--- Given records ---

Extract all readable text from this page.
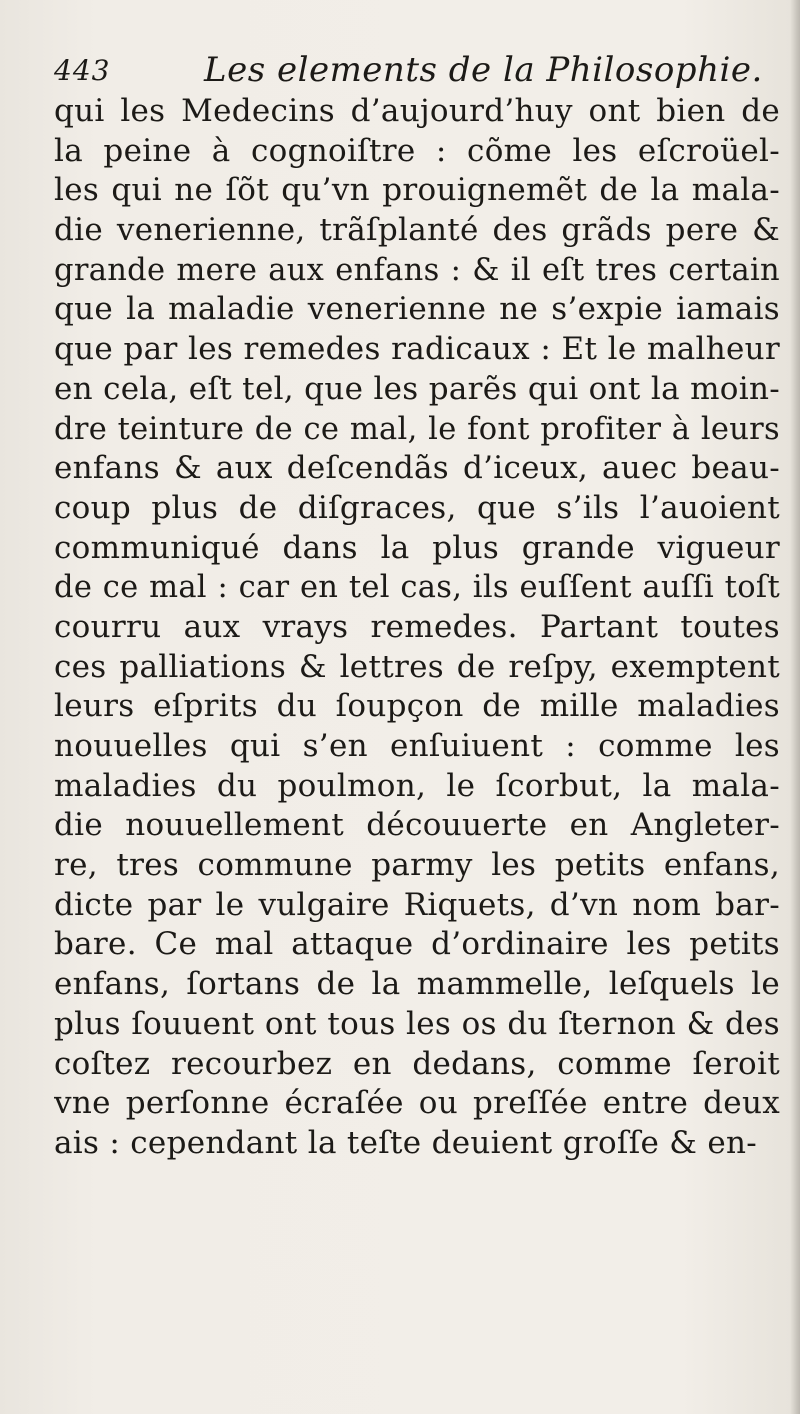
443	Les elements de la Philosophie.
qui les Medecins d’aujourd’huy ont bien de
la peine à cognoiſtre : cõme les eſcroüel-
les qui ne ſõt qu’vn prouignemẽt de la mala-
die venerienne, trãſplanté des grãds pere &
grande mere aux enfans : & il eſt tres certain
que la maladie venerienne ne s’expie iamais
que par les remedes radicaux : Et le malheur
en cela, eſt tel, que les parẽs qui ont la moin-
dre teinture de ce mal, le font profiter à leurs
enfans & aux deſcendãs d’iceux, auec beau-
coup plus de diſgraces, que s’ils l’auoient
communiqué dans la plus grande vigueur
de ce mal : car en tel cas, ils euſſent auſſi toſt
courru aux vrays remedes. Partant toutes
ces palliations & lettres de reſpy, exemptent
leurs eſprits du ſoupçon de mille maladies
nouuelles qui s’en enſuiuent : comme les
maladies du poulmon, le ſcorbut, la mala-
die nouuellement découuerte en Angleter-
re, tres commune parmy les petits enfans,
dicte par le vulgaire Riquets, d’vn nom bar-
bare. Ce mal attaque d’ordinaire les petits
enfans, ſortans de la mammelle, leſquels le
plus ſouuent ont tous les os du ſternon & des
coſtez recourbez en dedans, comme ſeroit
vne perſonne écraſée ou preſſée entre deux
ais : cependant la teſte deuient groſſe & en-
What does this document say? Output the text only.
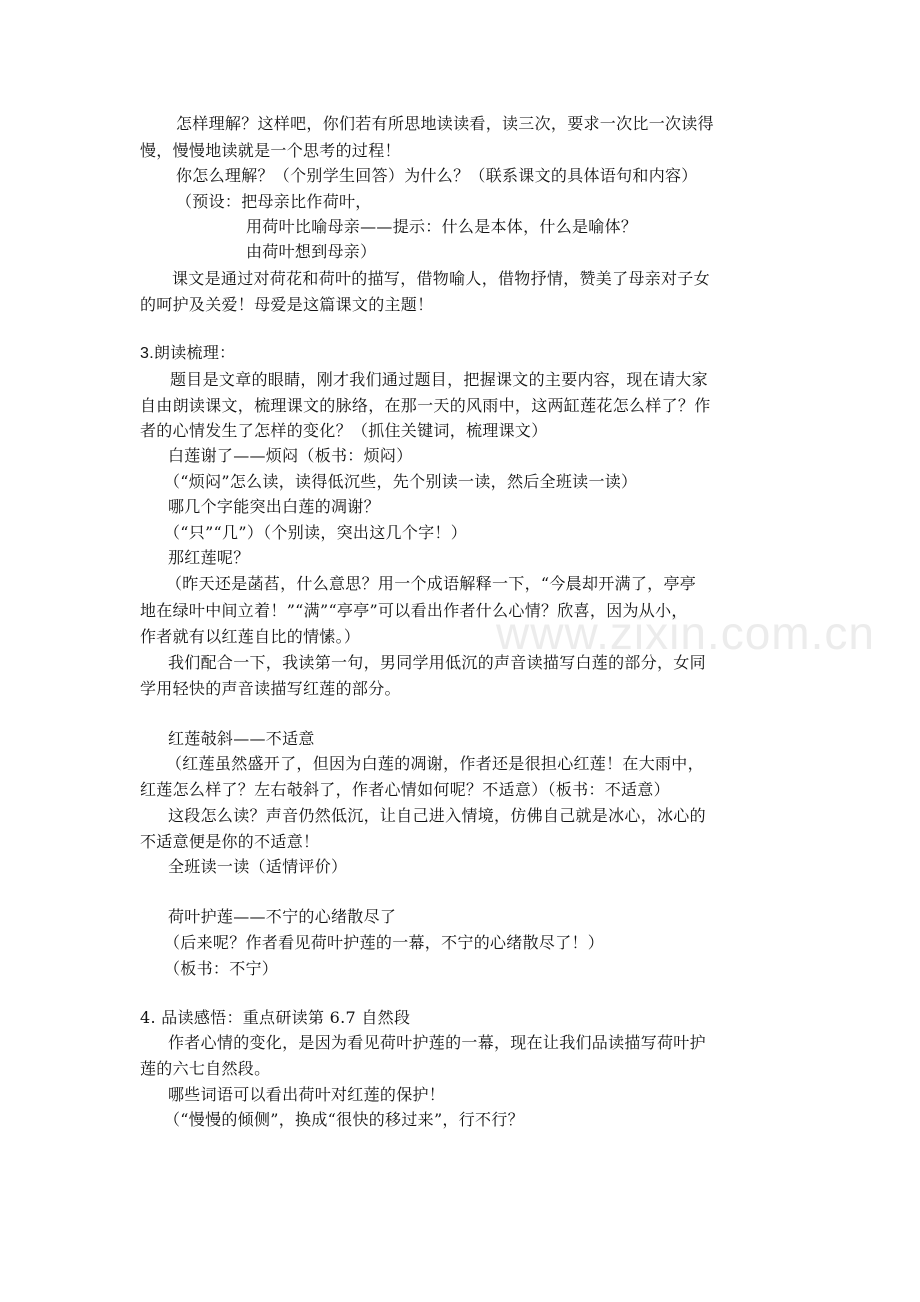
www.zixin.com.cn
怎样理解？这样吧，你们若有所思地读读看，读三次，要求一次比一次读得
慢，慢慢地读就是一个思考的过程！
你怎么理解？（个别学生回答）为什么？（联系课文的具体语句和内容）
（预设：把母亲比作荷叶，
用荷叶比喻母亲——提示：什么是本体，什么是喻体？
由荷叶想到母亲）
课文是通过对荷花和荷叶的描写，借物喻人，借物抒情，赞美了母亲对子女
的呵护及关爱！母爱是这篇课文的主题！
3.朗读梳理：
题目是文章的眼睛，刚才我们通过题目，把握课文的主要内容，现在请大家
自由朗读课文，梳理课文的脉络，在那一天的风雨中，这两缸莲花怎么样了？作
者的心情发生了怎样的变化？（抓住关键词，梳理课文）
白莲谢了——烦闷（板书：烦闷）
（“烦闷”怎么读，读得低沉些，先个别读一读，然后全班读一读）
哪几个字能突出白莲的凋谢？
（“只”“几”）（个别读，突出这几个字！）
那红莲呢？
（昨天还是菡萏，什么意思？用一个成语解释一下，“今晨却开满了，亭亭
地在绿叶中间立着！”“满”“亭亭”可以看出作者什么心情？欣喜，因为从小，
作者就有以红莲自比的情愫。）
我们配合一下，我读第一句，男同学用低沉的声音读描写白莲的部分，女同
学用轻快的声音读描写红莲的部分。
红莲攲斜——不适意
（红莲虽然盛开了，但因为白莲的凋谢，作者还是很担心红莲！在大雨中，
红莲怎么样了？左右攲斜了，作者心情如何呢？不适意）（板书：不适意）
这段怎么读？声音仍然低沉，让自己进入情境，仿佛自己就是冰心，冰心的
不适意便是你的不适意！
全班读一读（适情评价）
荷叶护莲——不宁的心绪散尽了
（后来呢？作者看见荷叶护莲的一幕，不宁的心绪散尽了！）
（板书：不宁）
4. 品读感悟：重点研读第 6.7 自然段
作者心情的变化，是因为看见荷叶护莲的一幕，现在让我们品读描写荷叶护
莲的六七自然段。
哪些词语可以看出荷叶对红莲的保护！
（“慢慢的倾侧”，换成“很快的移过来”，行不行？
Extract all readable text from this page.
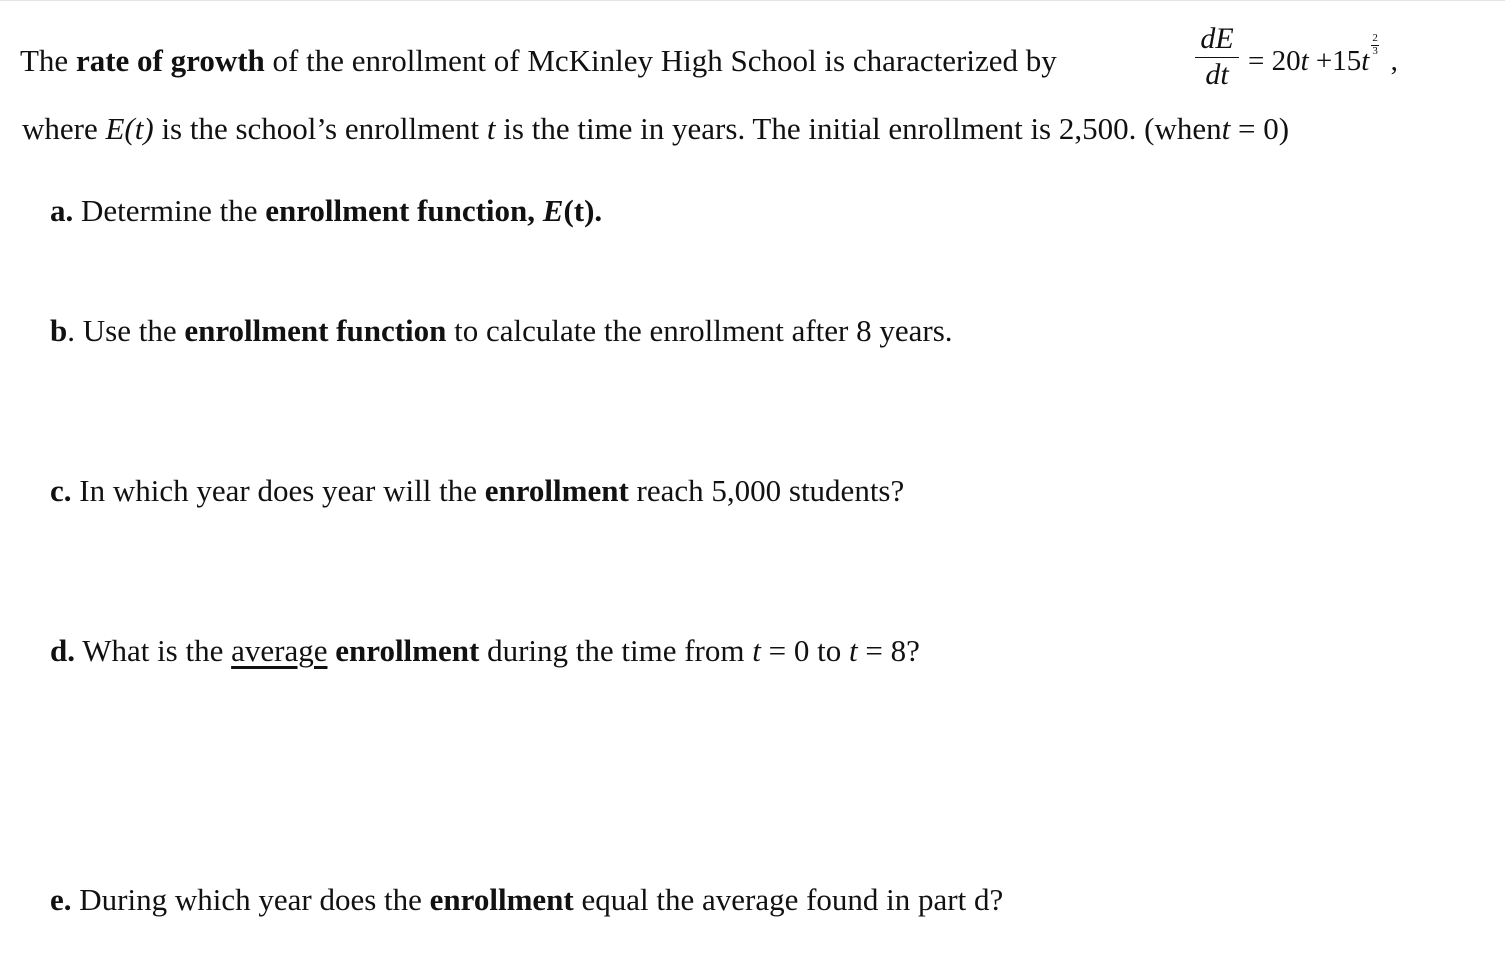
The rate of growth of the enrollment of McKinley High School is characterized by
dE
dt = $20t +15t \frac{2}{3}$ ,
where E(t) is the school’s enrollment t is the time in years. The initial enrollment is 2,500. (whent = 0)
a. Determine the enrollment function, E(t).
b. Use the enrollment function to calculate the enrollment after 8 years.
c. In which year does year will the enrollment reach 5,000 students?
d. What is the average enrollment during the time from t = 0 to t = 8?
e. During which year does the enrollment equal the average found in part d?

---

**Exercise aim:**
All of the entries need to be transcribed word for word; pictures are left out.

**Result:**
Extract all readable text from this page.
443	Les elements de la Philosophie.
qui les Medecins d’aujourd’huy ont bien de
la peine à cognoiſtre : cõme les eſcroüel-
les qui ne ſõt qu’vn prouignemẽt de la mala-
die venerienne, trãſplanté des grãds pere &
grande mere aux enfans : & il eſt tres certain
que la maladie venerienne ne s’expie iamais
que par les remedes radicaux : Et le malheur
en cela, eſt tel, que les parẽs qui ont la moin-
dre teinture de ce mal, le font profiter à leurs
enfans & aux deſcendãs d’iceux, auec beau-
coup plus de diſgraces, que s’ils l’auoient
communiqué dans la plus grande vigueur
de ce mal : car en tel cas, ils euſſent auſſi toſt
courru aux vrays remedes. Partant toutes
ces palliations & lettres de reſpy, exemptent
leurs eſprits du ſoupçon de mille maladies
nouuelles qui s’en enſuiuent : comme les
maladies du poulmon, le ſcorbut, la mala-
die nouuellement découuerte en Angleter-
re, tres commune parmy les petits enfans,
dicte par le vulgaire Riquets, d’vn nom bar-
bare. Ce mal attaque d’ordinaire les petits
enfans, ſortans de la mammelle, leſquels le
plus ſouuent ont tous les os du ſternon & des
coſtez recourbez en dedans, comme ſeroit
vne perſonne écraſée ou preſſée entre deux
ais : cependant la teſte deuient groſſe & en-
What does this document say? Output the text only.
www.zixin.com.cn
怎样理解？这样吧，你们若有所思地读读看，读三次，要求一次比一次读得
慢，慢慢地读就是一个思考的过程！
你怎么理解？（个别学生回答）为什么？（联系课文的具体语句和内容）
（预设：把母亲比作荷叶，
用荷叶比喻母亲——提示：什么是本体，什么是喻体？
由荷叶想到母亲）
课文是通过对荷花和荷叶的描写，借物喻人，借物抒情，赞美了母亲对子女
的呵护及关爱！母爱是这篇课文的主题！
3.朗读梳理：
题目是文章的眼睛，刚才我们通过题目，把握课文的主要内容，现在请大家
自由朗读课文，梳理课文的脉络，在那一天的风雨中，这两缸莲花怎么样了？作
者的心情发生了怎样的变化？（抓住关键词，梳理课文）
白莲谢了——烦闷（板书：烦闷）
（“烦闷”怎么读，读得低沉些，先个别读一读，然后全班读一读）
哪几个字能突出白莲的凋谢？
（“只”“几”）（个别读，突出这几个字！）
那红莲呢？
（昨天还是菡萏，什么意思？用一个成语解释一下，“今晨却开满了，亭亭
地在绿叶中间立着！”“满”“亭亭”可以看出作者什么心情？欣喜，因为从小，
作者就有以红莲自比的情愫。）
我们配合一下，我读第一句，男同学用低沉的声音读描写白莲的部分，女同
学用轻快的声音读描写红莲的部分。
红莲攲斜——不适意
（红莲虽然盛开了，但因为白莲的凋谢，作者还是很担心红莲！在大雨中，
红莲怎么样了？左右攲斜了，作者心情如何呢？不适意）（板书：不适意）
这段怎么读？声音仍然低沉，让自己进入情境，仿佛自己就是冰心，冰心的
不适意便是你的不适意！
全班读一读（适情评价）
荷叶护莲——不宁的心绪散尽了
（后来呢？作者看见荷叶护莲的一幕，不宁的心绪散尽了！）
（板书：不宁）
4. 品读感悟：重点研读第 6.7 自然段
作者心情的变化，是因为看见荷叶护莲的一幕，现在让我们品读描写荷叶护
莲的六七自然段。
哪些词语可以看出荷叶对红莲的保护！
（“慢慢的倾侧”，换成“很快的移过来”，行不行？
Extract all readable text from this page.
The rate of growth of the enrollment of McKinley High School is characterized by
dE
dt = $20t +15t \frac{2}{3}$ ,
where E(t) is the school’s enrollment t is the time in years. The initial enrollment is 2,500. (whent = 0)
a. Determine the enrollment function, E(t).
b. Use the enrollment function to calculate the enrollment after 8 years.
c. In which year does year will the enrollment reach 5,000 students?
d. What is the average enrollment during the time from t = 0 to t = 8?
e. During which year does the enrollment equal the average found in part d?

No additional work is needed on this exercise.